OBJECTIVE → Extract every record, keeping each one exactly as it is.

EXERCISE INPUTS start

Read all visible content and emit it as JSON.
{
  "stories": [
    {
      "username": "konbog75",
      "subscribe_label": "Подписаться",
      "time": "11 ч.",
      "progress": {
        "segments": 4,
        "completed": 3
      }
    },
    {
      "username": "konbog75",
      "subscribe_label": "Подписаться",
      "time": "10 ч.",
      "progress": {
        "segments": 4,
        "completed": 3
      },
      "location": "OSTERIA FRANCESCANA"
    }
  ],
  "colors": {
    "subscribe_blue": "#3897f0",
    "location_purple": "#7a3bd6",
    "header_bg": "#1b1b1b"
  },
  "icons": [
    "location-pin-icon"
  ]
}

EXERCISE INPUTS end

RESPONSE BELOW →
Read all visible content and emit it as JSON.
{
  "stories": [
    {
      "username": "konbog75",
      "subscribe_label": "Подписаться",
      "time": "11 ч.",
      "progress": {
        "segments": 4,
        "completed": 3
      }
    },
    {
      "username": "konbog75",
      "subscribe_label": "Подписаться",
      "time": "10 ч.",
      "progress": {
        "segments": 4,
        "completed": 3
      },
      "location": "OSTERIA FRANCESCANA"
    }
  ],
  "colors": {
    "subscribe_blue": "#3897f0",
    "location_purple": "#7a3bd6",
    "header_bg": "#1b1b1b"
  },
  "icons": [
    "location-pin-icon"
  ]
}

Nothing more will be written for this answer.